*Directions for this task*: Pull out all lines from the listing below in which the word "grand" appears.

########

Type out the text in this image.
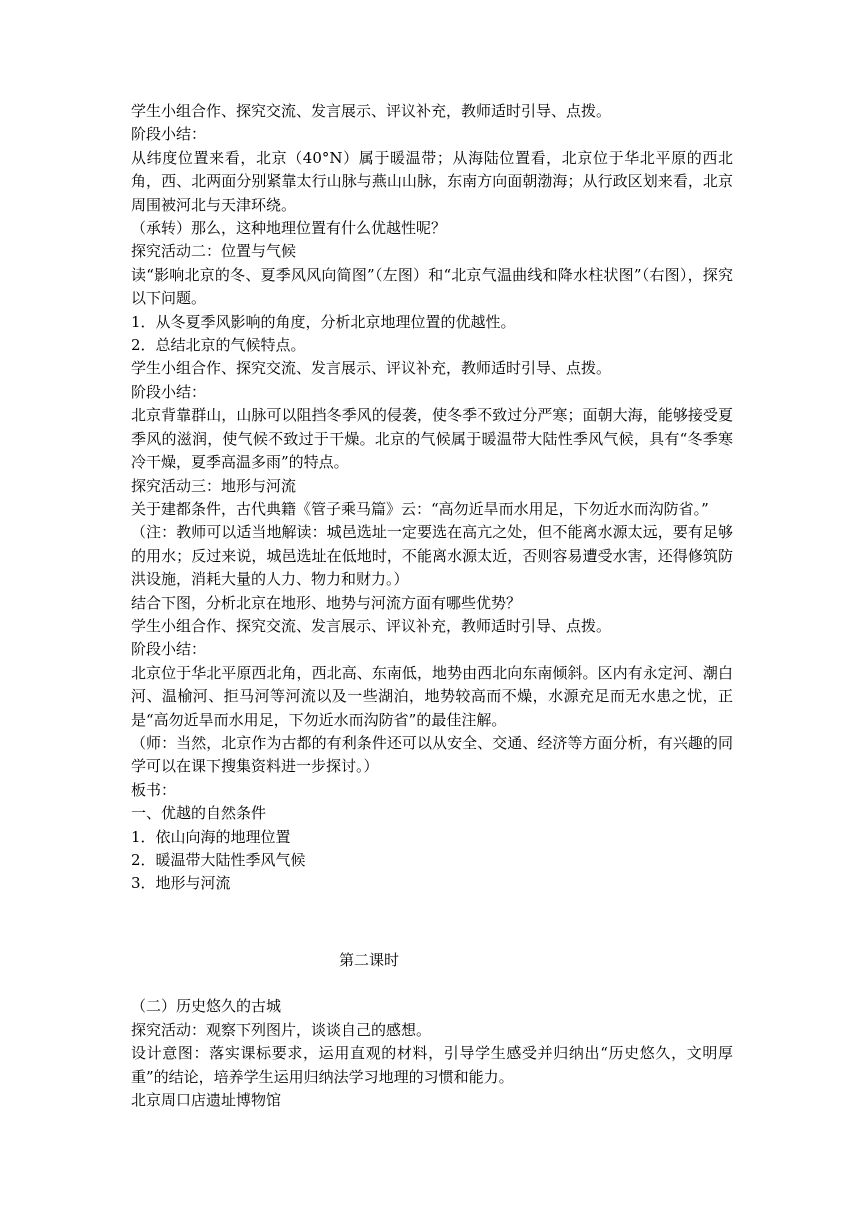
学生小组合作、探究交流、发言展示、评议补充，教师适时引导、点拨。

阶段小结：

从纬度位置来看，北京（40°N）属于暖温带；从海陆位置看，北京位于华北平原的西北角，西、北两面分别紧靠太行山脉与燕山山脉，东南方向面朝渤海；从行政区划来看，北京周围被河北与天津环绕。

（承转）那么，这种地理位置有什么优越性呢？

探究活动二：位置与气候

读“影响北京的冬、夏季风风向简图”（左图）和“北京气温曲线和降水柱状图”（右图），探究以下问题。

1．从冬夏季风影响的角度，分析北京地理位置的优越性。

2．总结北京的气候特点。

学生小组合作、探究交流、发言展示、评议补充，教师适时引导、点拨。

阶段小结：

北京背靠群山，山脉可以阻挡冬季风的侵袭，使冬季不致过分严寒；面朝大海，能够接受夏季风的滋润，使气候不致过于干燥。北京的气候属于暖温带大陆性季风气候，具有“冬季寒冷干燥，夏季高温多雨”的特点。

探究活动三：地形与河流

关于建都条件，古代典籍《管子乘马篇》云：“高勿近旱而水用足，下勿近水而沟防省。”

（注：教师可以适当地解读：城邑选址一定要选在高亢之处，但不能离水源太远，要有足够的用水；反过来说，城邑选址在低地时，不能离水源太近，否则容易遭受水害，还得修筑防洪设施，消耗大量的人力、物力和财力。）

结合下图，分析北京在地形、地势与河流方面有哪些优势？

学生小组合作、探究交流、发言展示、评议补充，教师适时引导、点拨。

阶段小结：

北京位于华北平原西北角，西北高、东南低，地势由西北向东南倾斜。区内有永定河、潮白河、温榆河、拒马河等河流以及一些湖泊，地势较高而不燥，水源充足而无水患之忧，正是“高勿近旱而水用足，下勿近水而沟防省”的最佳注解。

（师：当然，北京作为古都的有利条件还可以从安全、交通、经济等方面分析，有兴趣的同学可以在课下搜集资料进一步探讨。）

板书：

一、优越的自然条件

1．依山向海的地理位置

2．暖温带大陆性季风气候

3．地形与河流

第二课时

（二）历史悠久的古城

探究活动：观察下列图片，谈谈自己的感想。

设计意图：落实课标要求，运用直观的材料，引导学生感受并归纳出“历史悠久，文明厚重”的结论，培养学生运用归纳法学习地理的习惯和能力。

北京周口店遗址博物馆
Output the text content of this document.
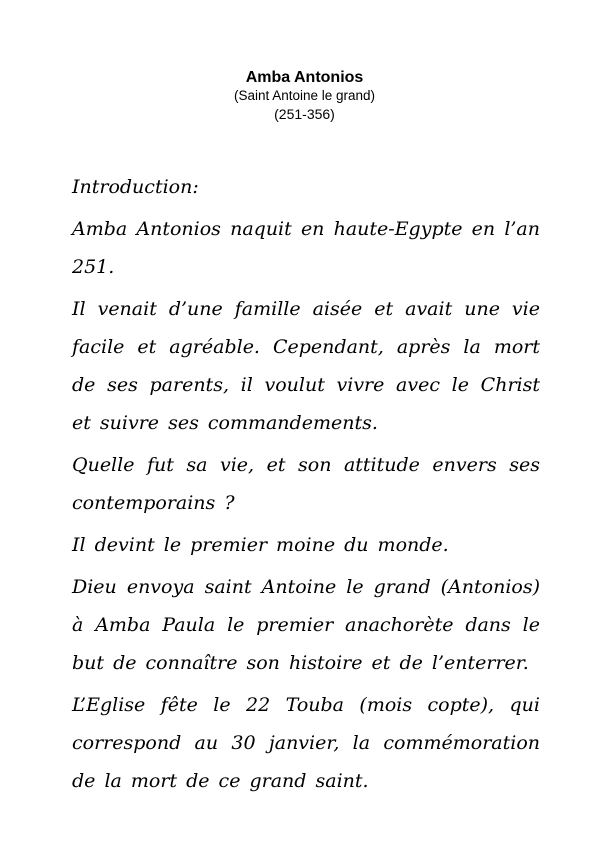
Amba Antonios
(Saint Antoine le grand)
(251-356)

Introduction:

Amba Antonios naquit en haute-Egypte en l’an 251.

Il venait d’une famille aisée et avait une vie facile et agréable. Cependant, après la mort de ses parents, il voulut vivre avec le Christ et suivre ses commandements.

Quelle fut sa vie, et son attitude envers ses contemporains ?

Il devint le premier moine du monde.

Dieu envoya saint Antoine le grand (Antonios) à Amba Paula le premier anachorète dans le but de connaître son histoire et de l’enterrer.

L’Eglise fête le 22 Touba (mois copte), qui correspond au 30 janvier, la commémoration de la mort de ce grand saint.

########

*Problem solution*:
(Saint Antoine le grand)
Dieu envoya saint Antoine le grand (Antonios) à Amba Paula le premier anachorète dans le but de connaître son histoire et de l’enterrer.
L’Eglise fête le 22 Touba (mois copte), qui correspond au 30 janvier, la commémoration de la mort de ce grand saint.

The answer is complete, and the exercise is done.